Say how many lines contain the string "title". Give no other output.

━━ SOURCE DATA

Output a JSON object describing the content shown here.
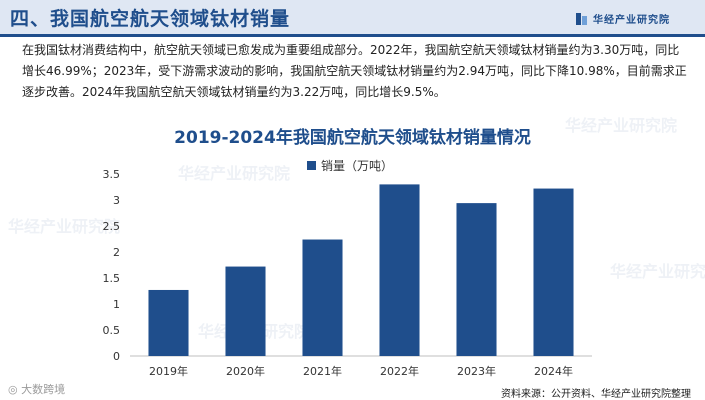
{
  "header": {
    "title": "四、我国航空航天领域钛材销量",
    "logo_text": "华经产业研究院"
  },
  "intro": "在我国钛材消费结构中，航空航天领域已愈发成为重要组成部分。2022年，我国航空航天领域钛材销量约为3.30万吨，同比增长46.99%；2023年，受下游需求波动的影响，我国航空航天领域钛材销量约为2.94万吨，同比下降10.98%，目前需求正逐步改善。2024年我国航空航天领域钛材销量约为3.22万吨，同比增长9.5%。",
  "watermark_text": "华经产业研究院",
  "footer_watermark": "大数跨境",
  "source": "资料来源：公开资料、华经产业研究院整理",
  "colors": {
    "bar": "#1f4e8c",
    "accent": "#1f4e8c"
  },
  "chart_data": {
    "type": "bar",
    "title": "2019-2024年我国航空航天领域钛材销量情况",
    "categories": [
      "2019年",
      "2020年",
      "2021年",
      "2022年",
      "2023年",
      "2024年"
    ],
    "series": [
      {
        "name": "销量（万吨）",
        "values": [
          1.27,
          1.72,
          2.24,
          3.3,
          2.94,
          3.22
        ]
      }
    ],
    "yticks": [
      "0",
      "0.5",
      "1",
      "1.5",
      "2",
      "2.5",
      "3",
      "3.5"
    ],
    "ylim": [
      0,
      3.5
    ],
    "xlabel": "",
    "ylabel": "",
    "grid": false,
    "legend": "top-center"
  }
}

━━━━

● **FINAL ANSWER**:
2